*THE EXERCISE*. Repeat the material exactly as it appears.

*INFORMATION PROVIDED*.
════
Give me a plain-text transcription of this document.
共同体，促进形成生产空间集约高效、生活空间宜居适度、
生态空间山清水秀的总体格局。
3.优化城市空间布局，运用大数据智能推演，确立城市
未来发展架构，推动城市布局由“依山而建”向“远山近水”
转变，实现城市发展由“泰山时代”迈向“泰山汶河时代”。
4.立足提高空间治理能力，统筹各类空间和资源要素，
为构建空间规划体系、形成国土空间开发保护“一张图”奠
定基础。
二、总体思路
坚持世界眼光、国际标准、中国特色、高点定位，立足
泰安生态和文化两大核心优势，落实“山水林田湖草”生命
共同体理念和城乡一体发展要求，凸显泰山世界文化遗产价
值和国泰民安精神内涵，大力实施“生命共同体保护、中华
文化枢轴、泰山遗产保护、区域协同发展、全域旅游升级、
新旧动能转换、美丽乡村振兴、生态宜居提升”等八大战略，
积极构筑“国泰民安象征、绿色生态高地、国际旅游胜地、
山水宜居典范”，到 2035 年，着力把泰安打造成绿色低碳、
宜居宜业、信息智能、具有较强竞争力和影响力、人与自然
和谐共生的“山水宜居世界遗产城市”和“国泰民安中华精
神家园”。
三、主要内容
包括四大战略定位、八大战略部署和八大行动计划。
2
════
*RESULT OF THE EXERCISE*.
Give me a plain-text transcription of this document.
共同体，促进形成生产空间集约高效、生活空间宜居适度、
生态空间山清水秀的总体格局。
3.优化城市空间布局，运用大数据智能推演，确立城市
未来发展架构，推动城市布局由“依山而建”向“远山近水”
转变，实现城市发展由“泰山时代”迈向“泰山汶河时代”。
4.立足提高空间治理能力，统筹各类空间和资源要素，
为构建空间规划体系、形成国土空间开发保护“一张图”奠
定基础。
二、总体思路
坚持世界眼光、国际标准、中国特色、高点定位，立足
泰安生态和文化两大核心优势，落实“山水林田湖草”生命
共同体理念和城乡一体发展要求，凸显泰山世界文化遗产价
值和国泰民安精神内涵，大力实施“生命共同体保护、中华
文化枢轴、泰山遗产保护、区域协同发展、全域旅游升级、
新旧动能转换、美丽乡村振兴、生态宜居提升”等八大战略，
积极构筑“国泰民安象征、绿色生态高地、国际旅游胜地、
山水宜居典范”，到 2035 年，着力把泰安打造成绿色低碳、
宜居宜业、信息智能、具有较强竞争力和影响力、人与自然
和谐共生的“山水宜居世界遗产城市”和“国泰民安中华精
神家园”。
三、主要内容
包括四大战略定位、八大战略部署和八大行动计划。
2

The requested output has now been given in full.